Written exercise: Go through each line of the records below and count those with the word "Globale"; give only the total.

%%

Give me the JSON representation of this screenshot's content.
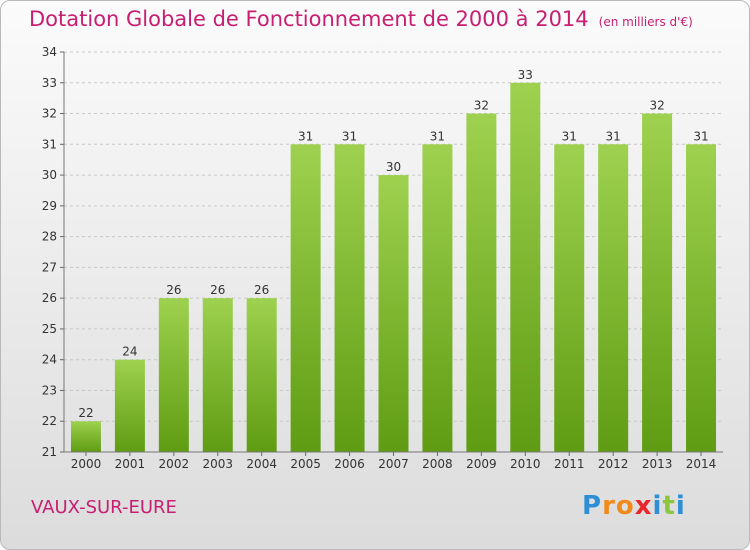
{
  "title": "Dotation Globale de Fonctionnement de 2000 à 2014",
  "unit": "(en milliers d'€)",
  "commune": "VAUX-SUR-EURE",
  "logo": {
    "letters": [
      "P",
      "r",
      "o",
      "x",
      "i",
      "t",
      "i"
    ],
    "colors": [
      "#2e8fd6",
      "#f08a1a",
      "#f08a1a",
      "#e8262b",
      "#2e8fd6",
      "#8cc63f",
      "#2e8fd6"
    ]
  },
  "colors": {
    "title": "#c81e72",
    "bar_top": "#9ed14f",
    "bar_bottom": "#5f9c13",
    "grid": "#c8c8c8"
  },
  "chart_data": {
    "type": "bar",
    "title": "Dotation Globale de Fonctionnement de 2000 à 2014",
    "categories": [
      "2000",
      "2001",
      "2002",
      "2003",
      "2004",
      "2005",
      "2006",
      "2007",
      "2008",
      "2009",
      "2010",
      "2011",
      "2012",
      "2013",
      "2014"
    ],
    "values": [
      22,
      24,
      26,
      26,
      26,
      31,
      31,
      30,
      31,
      32,
      33,
      31,
      31,
      32,
      31
    ],
    "ylim": [
      21,
      34
    ],
    "yticks": [
      21,
      22,
      23,
      24,
      25,
      26,
      27,
      28,
      29,
      30,
      31,
      32,
      33,
      34
    ],
    "grid": "horizontal-dashed",
    "xlabel": "",
    "ylabel": ""
  }
}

%%

Task answer: 2